Return all entries precisely as they stand, without the images.

§ **THE DATA**:
---------------

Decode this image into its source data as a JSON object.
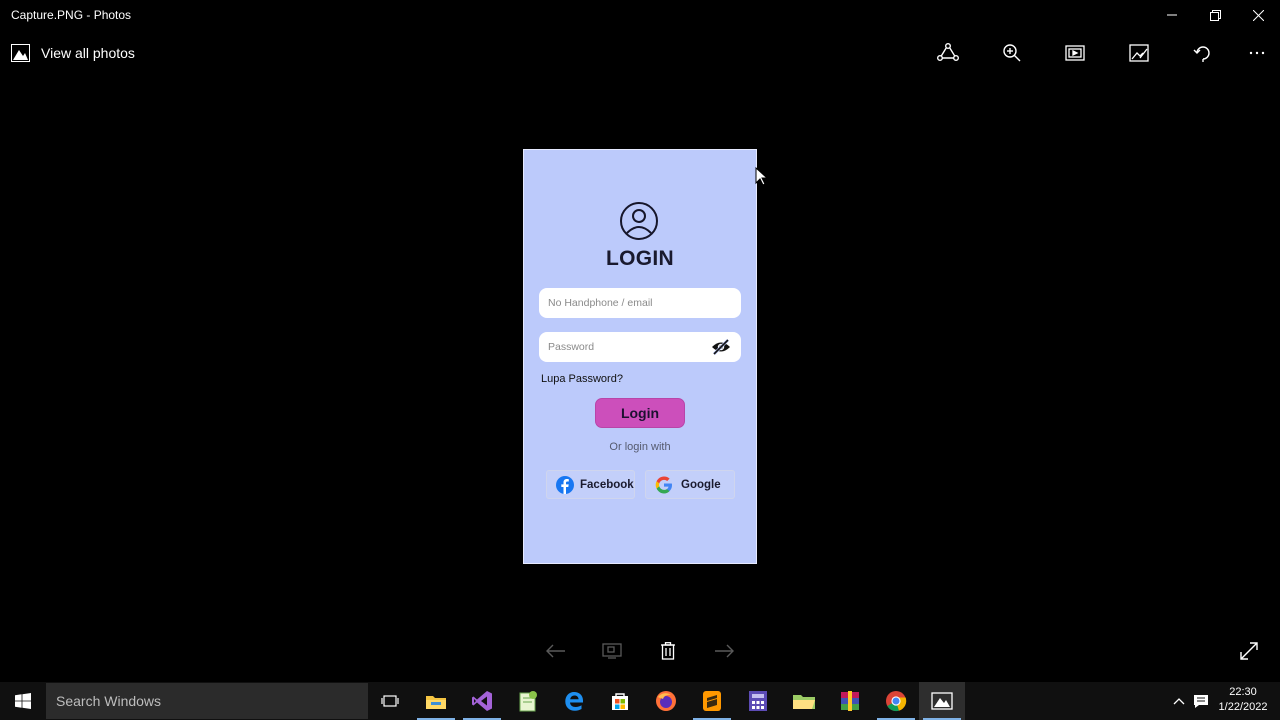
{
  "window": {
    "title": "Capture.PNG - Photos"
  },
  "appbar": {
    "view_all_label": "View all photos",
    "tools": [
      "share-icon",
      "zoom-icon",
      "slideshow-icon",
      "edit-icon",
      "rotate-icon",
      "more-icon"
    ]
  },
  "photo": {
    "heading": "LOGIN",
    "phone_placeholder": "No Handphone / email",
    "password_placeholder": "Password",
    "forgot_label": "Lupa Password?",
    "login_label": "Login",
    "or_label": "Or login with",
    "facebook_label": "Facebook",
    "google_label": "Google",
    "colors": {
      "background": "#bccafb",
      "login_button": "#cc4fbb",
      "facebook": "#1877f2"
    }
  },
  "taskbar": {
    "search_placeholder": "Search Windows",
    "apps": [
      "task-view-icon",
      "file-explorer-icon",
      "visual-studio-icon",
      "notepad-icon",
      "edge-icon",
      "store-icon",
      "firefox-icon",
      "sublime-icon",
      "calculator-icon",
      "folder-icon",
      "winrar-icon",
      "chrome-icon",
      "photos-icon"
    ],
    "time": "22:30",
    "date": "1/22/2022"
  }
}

---------------

§ **SOLVED PROBLEM**:
Decode this image into its source data as a JSON object.
{
  "window": {
    "title": "Capture.PNG - Photos"
  },
  "appbar": {
    "view_all_label": "View all photos",
    "tools": [
      "share-icon",
      "zoom-icon",
      "slideshow-icon",
      "edit-icon",
      "rotate-icon",
      "more-icon"
    ]
  },
  "photo": {
    "heading": "LOGIN",
    "phone_placeholder": "No Handphone / email",
    "password_placeholder": "Password",
    "forgot_label": "Lupa Password?",
    "login_label": "Login",
    "or_label": "Or login with",
    "facebook_label": "Facebook",
    "google_label": "Google",
    "colors": {
      "background": "#bccafb",
      "login_button": "#cc4fbb",
      "facebook": "#1877f2"
    }
  },
  "taskbar": {
    "search_placeholder": "Search Windows",
    "apps": [
      "task-view-icon",
      "file-explorer-icon",
      "visual-studio-icon",
      "notepad-icon",
      "edge-icon",
      "store-icon",
      "firefox-icon",
      "sublime-icon",
      "calculator-icon",
      "folder-icon",
      "winrar-icon",
      "chrome-icon",
      "photos-icon"
    ],
    "time": "22:30",
    "date": "1/22/2022"
  }
}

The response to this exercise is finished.